▸ **Stored records**:
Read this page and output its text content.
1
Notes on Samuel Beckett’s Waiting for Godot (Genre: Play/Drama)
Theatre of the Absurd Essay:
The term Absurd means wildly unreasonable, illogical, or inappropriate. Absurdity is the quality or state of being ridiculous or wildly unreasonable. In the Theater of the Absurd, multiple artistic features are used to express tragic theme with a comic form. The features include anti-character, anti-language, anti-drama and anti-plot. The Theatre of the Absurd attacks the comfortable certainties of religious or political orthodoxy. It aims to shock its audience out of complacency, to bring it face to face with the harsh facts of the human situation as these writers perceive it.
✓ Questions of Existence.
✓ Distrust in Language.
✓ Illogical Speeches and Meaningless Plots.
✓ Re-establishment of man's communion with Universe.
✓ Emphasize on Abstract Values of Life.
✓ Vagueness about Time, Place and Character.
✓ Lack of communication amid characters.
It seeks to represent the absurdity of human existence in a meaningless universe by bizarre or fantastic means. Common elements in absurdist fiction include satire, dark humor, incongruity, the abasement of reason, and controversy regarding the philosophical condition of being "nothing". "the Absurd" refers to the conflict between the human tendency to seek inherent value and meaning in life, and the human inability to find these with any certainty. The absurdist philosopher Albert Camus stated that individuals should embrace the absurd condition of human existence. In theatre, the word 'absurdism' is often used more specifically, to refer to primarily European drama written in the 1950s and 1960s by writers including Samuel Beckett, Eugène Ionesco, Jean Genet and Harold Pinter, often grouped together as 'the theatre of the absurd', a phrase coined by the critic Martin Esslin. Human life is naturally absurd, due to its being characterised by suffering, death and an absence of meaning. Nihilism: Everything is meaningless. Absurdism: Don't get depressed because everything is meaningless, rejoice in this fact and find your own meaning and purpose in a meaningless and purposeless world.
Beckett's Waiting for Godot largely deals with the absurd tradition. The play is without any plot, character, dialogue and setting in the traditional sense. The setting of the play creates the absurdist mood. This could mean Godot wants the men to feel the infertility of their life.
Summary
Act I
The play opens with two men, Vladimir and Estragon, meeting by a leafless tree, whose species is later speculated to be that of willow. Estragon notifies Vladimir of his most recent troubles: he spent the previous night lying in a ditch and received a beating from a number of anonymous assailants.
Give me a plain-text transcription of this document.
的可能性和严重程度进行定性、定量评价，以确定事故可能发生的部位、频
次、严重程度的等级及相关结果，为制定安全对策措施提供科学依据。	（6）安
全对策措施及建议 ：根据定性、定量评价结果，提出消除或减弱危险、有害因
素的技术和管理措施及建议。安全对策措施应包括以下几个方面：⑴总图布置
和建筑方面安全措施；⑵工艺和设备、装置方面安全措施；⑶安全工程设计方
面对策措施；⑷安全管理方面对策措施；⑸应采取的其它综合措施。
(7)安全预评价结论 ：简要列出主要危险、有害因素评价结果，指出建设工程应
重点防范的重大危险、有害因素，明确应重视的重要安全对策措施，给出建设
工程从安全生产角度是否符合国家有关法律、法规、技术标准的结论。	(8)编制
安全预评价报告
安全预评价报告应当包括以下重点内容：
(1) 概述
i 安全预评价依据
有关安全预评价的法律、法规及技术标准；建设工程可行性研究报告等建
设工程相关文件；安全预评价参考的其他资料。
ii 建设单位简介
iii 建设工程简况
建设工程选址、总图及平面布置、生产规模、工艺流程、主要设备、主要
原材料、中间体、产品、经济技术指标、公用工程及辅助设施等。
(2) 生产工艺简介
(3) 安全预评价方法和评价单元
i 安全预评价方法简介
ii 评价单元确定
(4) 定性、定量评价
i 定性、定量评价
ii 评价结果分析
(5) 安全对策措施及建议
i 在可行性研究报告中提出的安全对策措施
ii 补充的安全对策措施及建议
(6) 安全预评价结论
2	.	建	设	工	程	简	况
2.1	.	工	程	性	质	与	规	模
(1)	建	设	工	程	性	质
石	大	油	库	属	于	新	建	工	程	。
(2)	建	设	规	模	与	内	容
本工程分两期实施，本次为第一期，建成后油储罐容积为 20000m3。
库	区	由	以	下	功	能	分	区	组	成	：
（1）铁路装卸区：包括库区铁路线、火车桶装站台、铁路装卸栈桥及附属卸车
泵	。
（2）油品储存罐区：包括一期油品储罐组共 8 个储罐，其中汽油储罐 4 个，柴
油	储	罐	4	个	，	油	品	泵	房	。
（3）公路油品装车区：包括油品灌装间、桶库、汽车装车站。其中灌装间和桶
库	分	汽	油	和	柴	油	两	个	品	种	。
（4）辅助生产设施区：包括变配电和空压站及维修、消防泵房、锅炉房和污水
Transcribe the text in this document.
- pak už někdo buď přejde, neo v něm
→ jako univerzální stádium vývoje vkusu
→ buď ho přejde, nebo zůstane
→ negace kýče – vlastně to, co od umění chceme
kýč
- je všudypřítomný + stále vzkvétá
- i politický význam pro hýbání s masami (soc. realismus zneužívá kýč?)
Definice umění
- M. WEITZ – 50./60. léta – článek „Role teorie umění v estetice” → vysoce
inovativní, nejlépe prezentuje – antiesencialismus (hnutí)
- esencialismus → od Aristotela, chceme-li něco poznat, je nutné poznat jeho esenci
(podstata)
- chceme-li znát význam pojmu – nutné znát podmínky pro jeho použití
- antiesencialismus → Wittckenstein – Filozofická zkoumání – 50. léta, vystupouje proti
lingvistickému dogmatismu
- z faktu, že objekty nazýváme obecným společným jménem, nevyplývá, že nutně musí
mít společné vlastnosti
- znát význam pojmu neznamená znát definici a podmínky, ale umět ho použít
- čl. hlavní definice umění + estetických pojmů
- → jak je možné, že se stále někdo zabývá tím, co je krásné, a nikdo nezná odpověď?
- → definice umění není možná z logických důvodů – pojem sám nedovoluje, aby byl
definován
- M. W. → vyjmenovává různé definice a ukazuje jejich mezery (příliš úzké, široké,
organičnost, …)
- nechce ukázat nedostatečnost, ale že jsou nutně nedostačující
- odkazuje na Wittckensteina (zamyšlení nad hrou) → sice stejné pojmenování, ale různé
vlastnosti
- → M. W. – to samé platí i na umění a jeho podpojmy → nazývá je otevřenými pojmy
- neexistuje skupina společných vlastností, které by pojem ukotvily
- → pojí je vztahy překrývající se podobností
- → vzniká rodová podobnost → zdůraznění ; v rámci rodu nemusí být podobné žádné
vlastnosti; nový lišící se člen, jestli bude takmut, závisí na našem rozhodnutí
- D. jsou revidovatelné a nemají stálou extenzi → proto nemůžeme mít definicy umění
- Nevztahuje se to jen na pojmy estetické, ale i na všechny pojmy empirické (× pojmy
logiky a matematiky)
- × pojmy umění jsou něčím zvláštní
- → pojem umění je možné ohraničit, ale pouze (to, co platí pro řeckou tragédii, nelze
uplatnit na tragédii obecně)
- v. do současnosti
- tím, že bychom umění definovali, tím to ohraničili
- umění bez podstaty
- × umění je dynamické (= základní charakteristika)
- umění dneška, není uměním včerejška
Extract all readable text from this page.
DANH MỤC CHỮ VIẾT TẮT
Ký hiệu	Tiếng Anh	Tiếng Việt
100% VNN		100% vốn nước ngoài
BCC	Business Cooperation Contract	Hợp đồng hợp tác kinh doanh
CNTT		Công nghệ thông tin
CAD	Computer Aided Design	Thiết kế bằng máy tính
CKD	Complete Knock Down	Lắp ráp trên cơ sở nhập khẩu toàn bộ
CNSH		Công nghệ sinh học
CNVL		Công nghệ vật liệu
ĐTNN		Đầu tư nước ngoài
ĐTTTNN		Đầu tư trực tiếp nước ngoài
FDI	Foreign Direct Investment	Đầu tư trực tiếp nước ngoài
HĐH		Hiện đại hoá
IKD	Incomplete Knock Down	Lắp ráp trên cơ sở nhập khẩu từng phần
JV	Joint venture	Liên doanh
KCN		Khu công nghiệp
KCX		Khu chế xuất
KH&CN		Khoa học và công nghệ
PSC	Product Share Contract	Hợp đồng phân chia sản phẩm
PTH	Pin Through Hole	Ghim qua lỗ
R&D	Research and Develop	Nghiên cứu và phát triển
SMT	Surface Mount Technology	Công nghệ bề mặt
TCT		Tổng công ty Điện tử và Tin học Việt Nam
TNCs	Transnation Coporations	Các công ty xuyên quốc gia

▸ **AIM**:
Read through the entries and copy each line in which "Waiting" appears.

▸ **RESULT OF THE EXERCISE**:
Notes on Samuel Beckett’s Waiting for Godot (Genre: Play/Drama)
Beckett's Waiting for Godot largely deals with the absurd tradition. The play is without any plot, character, dialogue and setting in the traditional sense. The setting of the play creates the absurdist mood. This could mean Godot wants the men to feel the infertility of their life.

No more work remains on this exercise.